GIVEN EXERCISE: Copy all entries without alteration and skip the pictures they hold.
= = = = =
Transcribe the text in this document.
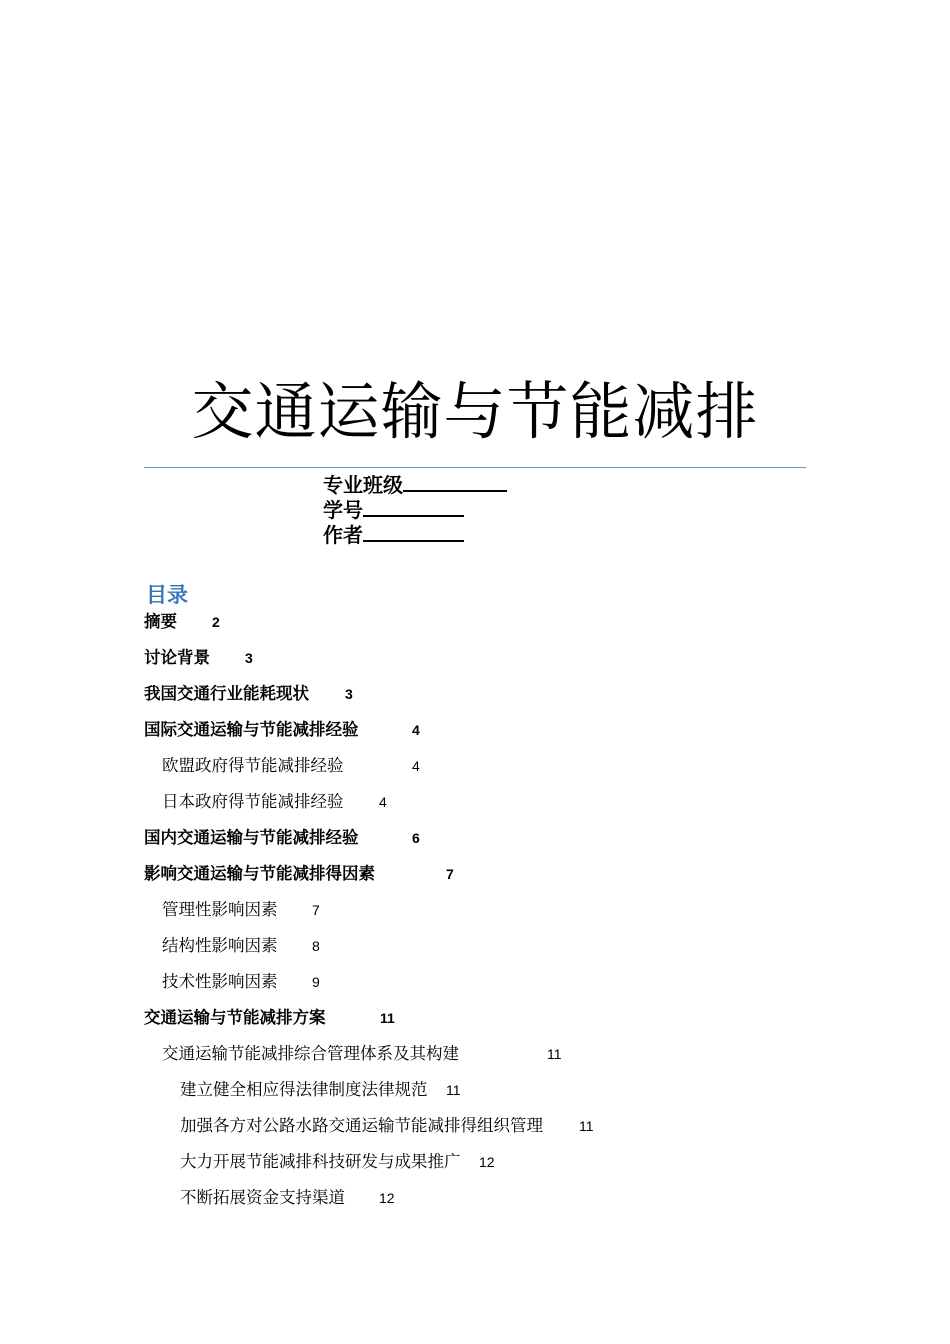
交通运输与节能减排
专业班级
学号
作者
目录
摘要	2
讨论背景	3
我国交通行业能耗现状	3
国际交通运输与节能减排经验	4
欧盟政府得节能减排经验	4
日本政府得节能减排经验	4
国内交通运输与节能减排经验	6
影响交通运输与节能减排得因素	7
管理性影响因素 7
结构性影响因素 8
技术性影响因素 9
交通运输与节能减排方案	11
交通运输节能减排综合管理体系及其构建	11
建立健全相应得法律制度法律规范 11
加强各方对公路水路交通运输节能减排得组织管理	11
大力开展节能减排科技研发与成果推广 12
不断拓展资金支持渠道 12
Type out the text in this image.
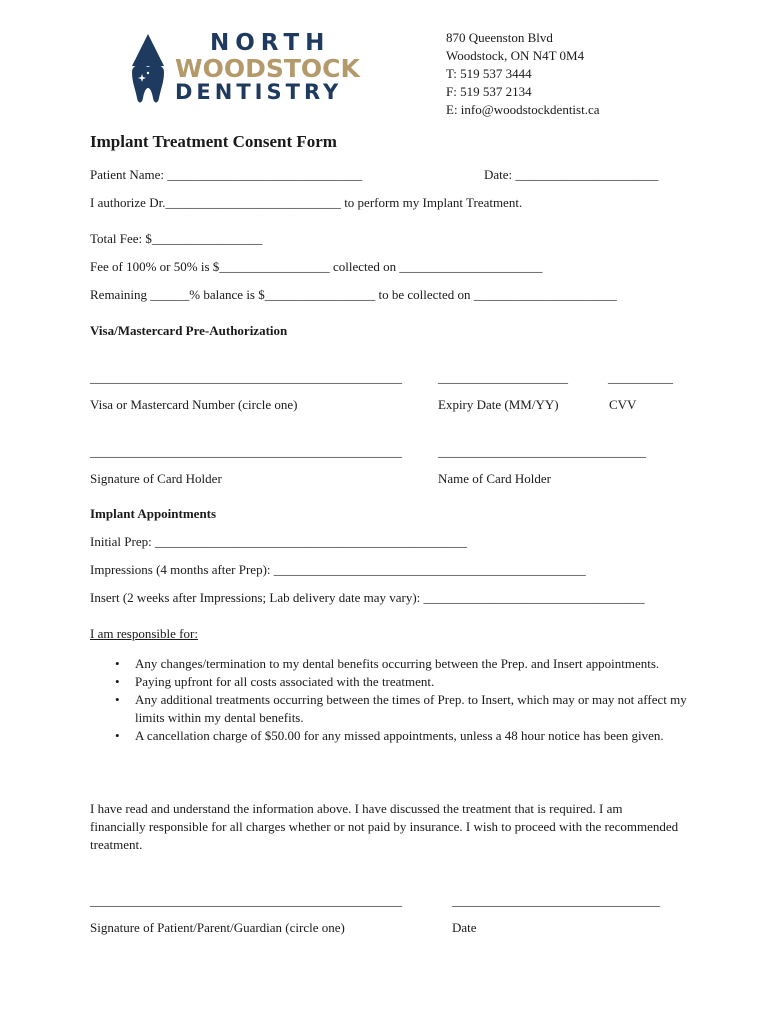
NORTH
WOODSTOCK
DENTISTRY
870 Queenston Blvd
Woodstock, ON N4T 0M4
T: 519 537 3444
F: 519 537 2134
E: info@woodstockdentist.ca
Implant Treatment Consent Form
Patient Name: ______________________________	Date: ______________________
I authorize Dr.___________________________ to perform my Implant Treatment.
Total Fee: $_________________
Fee of 100% or 50% is $_________________ collected on ______________________
Remaining ______% balance is $_________________ to be collected on ______________________
Visa/Mastercard Pre-Authorization
________________________________________________	____________________	__________
Visa or Mastercard Number (circle one)	Expiry Date (MM/YY)	CVV
________________________________________________	________________________________
Signature of Card Holder	Name of Card Holder
Implant Appointments
Initial Prep: ________________________________________________
Impressions (4 months after Prep): ________________________________________________
Insert (2 weeks after Impressions; Lab delivery date may vary): __________________________________
I am responsible for:
• Any changes/termination to my dental benefits occurring between the Prep. and Insert appointments.
• Paying upfront for all costs associated with the treatment.
• Any additional treatments occurring between the times of Prep. to Insert, which may or may not affect my limits within my dental benefits.
• A cancellation charge of $50.00 for any missed appointments, unless a 48 hour notice has been given.
I have read and understand the information above. I have discussed the treatment that is required. I am financially responsible for all charges whether or not paid by insurance. I wish to proceed with the recommended treatment.
________________________________________________	________________________________
Signature of Patient/Parent/Guardian (circle one)	Date
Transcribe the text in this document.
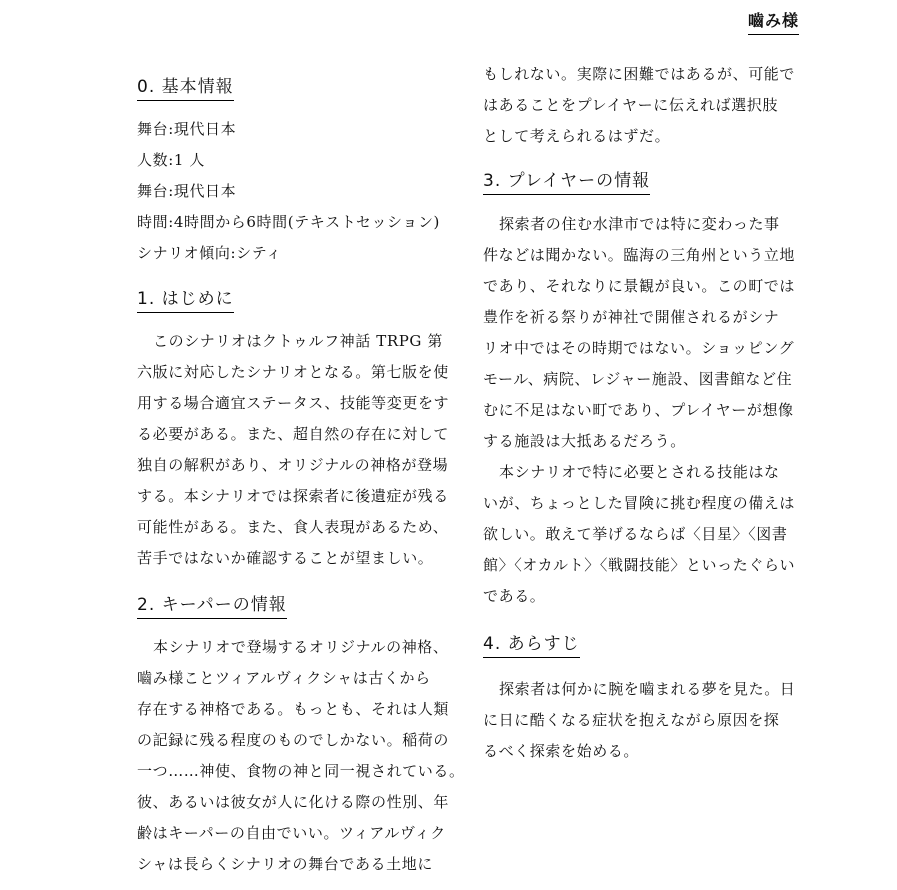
嚙み様
0. 基本情報
舞台:現代日本
人数:1 人
舞台:現代日本
時間:4時間から6時間(テキストセッション)
シナリオ傾向:シティ
1. はじめに
このシナリオはクトゥルフ神話 TRPG 第
六版に対応したシナリオとなる。第七版を使
用する場合適宜ステータス、技能等変更をす
る必要がある。また、超自然の存在に対して
独自の解釈があり、オリジナルの神格が登場
する。本シナリオでは探索者に後遺症が残る
可能性がある。また、食人表現があるため、
苦手ではないか確認することが望ましい。
2. キーパーの情報
本シナリオで登場するオリジナルの神格、
嚙み様ことツィアルヴィクシャは古くから
存在する神格である。もっとも、それは人類
の記録に残る程度のものでしかない。稲荷の
一つ……神使、食物の神と同一視されている。
彼、あるいは彼女が人に化ける際の性別、年
齢はキーパーの自由でいい。ツィアルヴィク
シャは長らくシナリオの舞台である土地に
もしれない。実際に困難ではあるが、可能で
はあることをプレイヤーに伝えれば選択肢
として考えられるはずだ。
3. プレイヤーの情報
探索者の住む水津市では特に変わった事
件などは聞かない。臨海の三角州という立地
であり、それなりに景観が良い。この町では
豊作を祈る祭りが神社で開催されるがシナ
リオ中ではその時期ではない。ショッピング
モール、病院、レジャー施設、図書館など住
むに不足はない町であり、プレイヤーが想像
する施設は大抵あるだろう。
本シナリオで特に必要とされる技能はな
いが、ちょっとした冒険に挑む程度の備えは
欲しい。敢えて挙げるならば〈目星〉〈図書
館〉〈オカルト〉〈戦闘技能〉といったぐらい
である。
4. あらすじ
探索者は何かに腕を嚙まれる夢を見た。日
に日に酷くなる症状を抱えながら原因を探
るべく探索を始める。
= = = = =
RESPONSE TO THE TASK:
Transcribe the text in this document.
交通运输与节能减排
专业班级
学号
作者
目录
摘要	2
讨论背景	3
我国交通行业能耗现状	3
国际交通运输与节能减排经验	4
欧盟政府得节能减排经验	4
日本政府得节能减排经验	4
国内交通运输与节能减排经验	6
影响交通运输与节能减排得因素	7
管理性影响因素 7
结构性影响因素 8
技术性影响因素 9
交通运输与节能减排方案	11
交通运输节能减排综合管理体系及其构建	11
建立健全相应得法律制度法律规范 11
加强各方对公路水路交通运输节能减排得组织管理	11
大力开展节能减排科技研发与成果推广 12
不断拓展资金支持渠道 12
Type out the text in this image.
NORTH
WOODSTOCK
DENTISTRY
870 Queenston Blvd
Woodstock, ON N4T 0M4
T: 519 537 3444
F: 519 537 2134
E: info@woodstockdentist.ca
Implant Treatment Consent Form
Patient Name: ______________________________	Date: ______________________
I authorize Dr.___________________________ to perform my Implant Treatment.
Total Fee: $_________________
Fee of 100% or 50% is $_________________ collected on ______________________
Remaining ______% balance is $_________________ to be collected on ______________________
Visa/Mastercard Pre-Authorization
________________________________________________	____________________	__________
Visa or Mastercard Number (circle one)	Expiry Date (MM/YY)	CVV
________________________________________________	________________________________
Signature of Card Holder	Name of Card Holder
Implant Appointments
Initial Prep: ________________________________________________
Impressions (4 months after Prep): ________________________________________________
Insert (2 weeks after Impressions; Lab delivery date may vary): __________________________________
I am responsible for:
• Any changes/termination to my dental benefits occurring between the Prep. and Insert appointments.
• Paying upfront for all costs associated with the treatment.
• Any additional treatments occurring between the times of Prep. to Insert, which may or may not affect my limits within my dental benefits.
• A cancellation charge of $50.00 for any missed appointments, unless a 48 hour notice has been given.
I have read and understand the information above. I have discussed the treatment that is required. I am financially responsible for all charges whether or not paid by insurance. I wish to proceed with the recommended treatment.
________________________________________________	________________________________
Signature of Patient/Parent/Guardian (circle one)	Date
Transcribe the text in this document.
嚙み様
0. 基本情報
舞台:現代日本
人数:1 人
舞台:現代日本
時間:4時間から6時間(テキストセッション)
シナリオ傾向:シティ
1. はじめに
このシナリオはクトゥルフ神話 TRPG 第
六版に対応したシナリオとなる。第七版を使
用する場合適宜ステータス、技能等変更をす
る必要がある。また、超自然の存在に対して
独自の解釈があり、オリジナルの神格が登場
する。本シナリオでは探索者に後遺症が残る
可能性がある。また、食人表現があるため、
苦手ではないか確認することが望ましい。
2. キーパーの情報
本シナリオで登場するオリジナルの神格、
嚙み様ことツィアルヴィクシャは古くから
存在する神格である。もっとも、それは人類
の記録に残る程度のものでしかない。稲荷の
一つ……神使、食物の神と同一視されている。
彼、あるいは彼女が人に化ける際の性別、年
齢はキーパーの自由でいい。ツィアルヴィク
シャは長らくシナリオの舞台である土地に
もしれない。実際に困難ではあるが、可能で
はあることをプレイヤーに伝えれば選択肢
として考えられるはずだ。
3. プレイヤーの情報
探索者の住む水津市では特に変わった事
件などは聞かない。臨海の三角州という立地
であり、それなりに景観が良い。この町では
豊作を祈る祭りが神社で開催されるがシナ
リオ中ではその時期ではない。ショッピング
モール、病院、レジャー施設、図書館など住
むに不足はない町であり、プレイヤーが想像
する施設は大抵あるだろう。
本シナリオで特に必要とされる技能はな
いが、ちょっとした冒険に挑む程度の備えは
欲しい。敢えて挙げるならば〈目星〉〈図書
館〉〈オカルト〉〈戦闘技能〉といったぐらい
である。
4. あらすじ
探索者は何かに腕を嚙まれる夢を見た。日
に日に酷くなる症状を抱えながら原因を探
るべく探索を始める。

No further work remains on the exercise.